* WHAT TO WORK ON
Write out the stretch of the aquarium water-change text from "Ted, here is" through "kill your fish.", word for word.

Ted, here is my interpretation of what would happen:
1. You do a 50% water change with tap water, and KH doubles to 10 dH. The added alkalinity and the addition of low CO2 tap water initially drives your pH up. The additional carbonate buffering capacity would make it harder to drive down your pH back down...you would have to add a lot more CO2 than at a KH of 5 dH. Assuming your CO2 diffuser is adequate and you don't start outgassing CO2 through the water surface as the the concentration in the tank climbs, you will eventually reach the controller pH of 6.8. The dissolved CO2 in the tank will be high (I don't have my chart handy for the exact amount) and would/could stress or kill your fish.

* DATA EXTRACT
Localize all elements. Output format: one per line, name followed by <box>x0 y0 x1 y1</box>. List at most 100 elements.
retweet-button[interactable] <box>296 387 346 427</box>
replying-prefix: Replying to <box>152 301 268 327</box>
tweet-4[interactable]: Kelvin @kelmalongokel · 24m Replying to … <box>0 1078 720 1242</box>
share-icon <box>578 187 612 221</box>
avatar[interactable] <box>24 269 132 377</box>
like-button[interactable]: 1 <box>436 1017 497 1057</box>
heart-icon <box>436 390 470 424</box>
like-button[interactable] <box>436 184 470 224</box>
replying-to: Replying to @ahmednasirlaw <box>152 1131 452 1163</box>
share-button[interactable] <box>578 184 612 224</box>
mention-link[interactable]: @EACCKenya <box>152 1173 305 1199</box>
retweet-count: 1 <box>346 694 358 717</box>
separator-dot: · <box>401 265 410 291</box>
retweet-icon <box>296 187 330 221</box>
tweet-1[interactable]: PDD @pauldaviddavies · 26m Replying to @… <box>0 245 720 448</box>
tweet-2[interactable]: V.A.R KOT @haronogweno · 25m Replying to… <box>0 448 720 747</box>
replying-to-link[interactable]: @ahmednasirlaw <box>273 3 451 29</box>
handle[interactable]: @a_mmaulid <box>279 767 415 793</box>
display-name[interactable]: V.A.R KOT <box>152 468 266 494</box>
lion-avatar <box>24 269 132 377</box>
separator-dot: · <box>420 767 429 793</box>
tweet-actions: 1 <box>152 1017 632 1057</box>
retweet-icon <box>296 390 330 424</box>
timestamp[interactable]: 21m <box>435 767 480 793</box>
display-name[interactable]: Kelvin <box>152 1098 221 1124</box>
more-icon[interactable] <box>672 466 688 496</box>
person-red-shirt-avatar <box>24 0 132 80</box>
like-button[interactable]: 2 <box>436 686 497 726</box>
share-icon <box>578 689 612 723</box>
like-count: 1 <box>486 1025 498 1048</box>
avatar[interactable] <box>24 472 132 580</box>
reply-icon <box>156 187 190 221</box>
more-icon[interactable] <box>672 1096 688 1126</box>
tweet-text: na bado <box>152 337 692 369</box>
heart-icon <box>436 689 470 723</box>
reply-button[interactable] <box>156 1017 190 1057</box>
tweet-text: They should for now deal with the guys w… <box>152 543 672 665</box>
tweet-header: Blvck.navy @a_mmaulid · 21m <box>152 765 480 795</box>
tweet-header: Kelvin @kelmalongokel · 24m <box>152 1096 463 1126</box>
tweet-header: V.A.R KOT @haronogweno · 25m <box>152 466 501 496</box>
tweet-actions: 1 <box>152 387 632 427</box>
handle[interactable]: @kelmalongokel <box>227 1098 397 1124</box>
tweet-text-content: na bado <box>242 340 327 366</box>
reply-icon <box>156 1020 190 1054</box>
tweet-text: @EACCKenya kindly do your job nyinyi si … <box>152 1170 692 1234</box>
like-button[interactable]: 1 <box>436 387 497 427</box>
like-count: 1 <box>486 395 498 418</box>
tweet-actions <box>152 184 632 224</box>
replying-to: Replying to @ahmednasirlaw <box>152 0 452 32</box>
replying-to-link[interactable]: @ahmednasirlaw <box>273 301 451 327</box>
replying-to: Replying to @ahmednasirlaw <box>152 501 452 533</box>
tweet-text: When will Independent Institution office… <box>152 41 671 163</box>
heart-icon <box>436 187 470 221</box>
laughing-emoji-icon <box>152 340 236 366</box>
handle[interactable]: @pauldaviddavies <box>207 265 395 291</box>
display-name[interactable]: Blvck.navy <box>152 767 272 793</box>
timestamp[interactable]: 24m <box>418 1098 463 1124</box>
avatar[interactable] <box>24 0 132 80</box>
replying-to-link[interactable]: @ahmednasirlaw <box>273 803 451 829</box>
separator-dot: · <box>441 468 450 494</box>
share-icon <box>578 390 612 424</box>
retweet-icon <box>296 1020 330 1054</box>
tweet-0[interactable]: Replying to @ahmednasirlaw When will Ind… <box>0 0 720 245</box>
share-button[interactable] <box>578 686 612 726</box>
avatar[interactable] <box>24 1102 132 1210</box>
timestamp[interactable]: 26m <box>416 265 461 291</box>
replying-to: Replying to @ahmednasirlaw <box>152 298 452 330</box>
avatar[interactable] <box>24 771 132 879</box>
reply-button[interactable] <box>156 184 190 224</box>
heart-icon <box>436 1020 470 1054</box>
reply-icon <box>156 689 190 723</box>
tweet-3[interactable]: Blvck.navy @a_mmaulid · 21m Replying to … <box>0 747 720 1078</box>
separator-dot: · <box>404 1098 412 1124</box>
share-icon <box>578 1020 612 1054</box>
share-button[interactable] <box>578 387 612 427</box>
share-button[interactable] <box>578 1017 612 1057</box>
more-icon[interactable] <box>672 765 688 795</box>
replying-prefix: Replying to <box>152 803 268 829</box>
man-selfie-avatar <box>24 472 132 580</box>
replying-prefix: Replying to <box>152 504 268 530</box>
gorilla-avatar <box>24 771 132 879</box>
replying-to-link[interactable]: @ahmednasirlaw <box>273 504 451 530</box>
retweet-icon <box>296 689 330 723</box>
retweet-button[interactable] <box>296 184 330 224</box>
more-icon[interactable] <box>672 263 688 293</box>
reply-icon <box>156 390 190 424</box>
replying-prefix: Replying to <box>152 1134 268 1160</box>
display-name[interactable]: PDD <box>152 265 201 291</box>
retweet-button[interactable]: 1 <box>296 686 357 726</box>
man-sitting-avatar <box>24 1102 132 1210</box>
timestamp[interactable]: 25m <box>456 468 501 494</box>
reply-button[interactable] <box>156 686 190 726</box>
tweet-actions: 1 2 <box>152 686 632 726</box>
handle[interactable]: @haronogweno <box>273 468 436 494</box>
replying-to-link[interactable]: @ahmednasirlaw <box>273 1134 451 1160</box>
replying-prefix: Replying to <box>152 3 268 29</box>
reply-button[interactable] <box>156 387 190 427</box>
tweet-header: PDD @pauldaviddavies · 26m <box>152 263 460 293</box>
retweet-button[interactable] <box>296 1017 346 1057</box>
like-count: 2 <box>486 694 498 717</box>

* SOLUTION FOR THIS TASK
Ted, here is my interpretation of what would happen:
1. You do a 50% water change with tap water, and KH doubles to 10 dH. The added alkalinity and the addition of low CO2 tap water initially drives your pH up. The additional carbonate buffering capacity would make it harder to drive down your pH back down...you would have to add a lot more CO2 than at a KH of 5 dH. Assuming your CO2 diffuser is adequate and you don't start outgassing CO2 through the water surface as the the concentration in the tank climbs, you will eventually reach the controller pH of 6.8. The dissolved CO2 in the tank will be high (I don't have my chart handy for the exact amount) and would/could stress or kill your fish.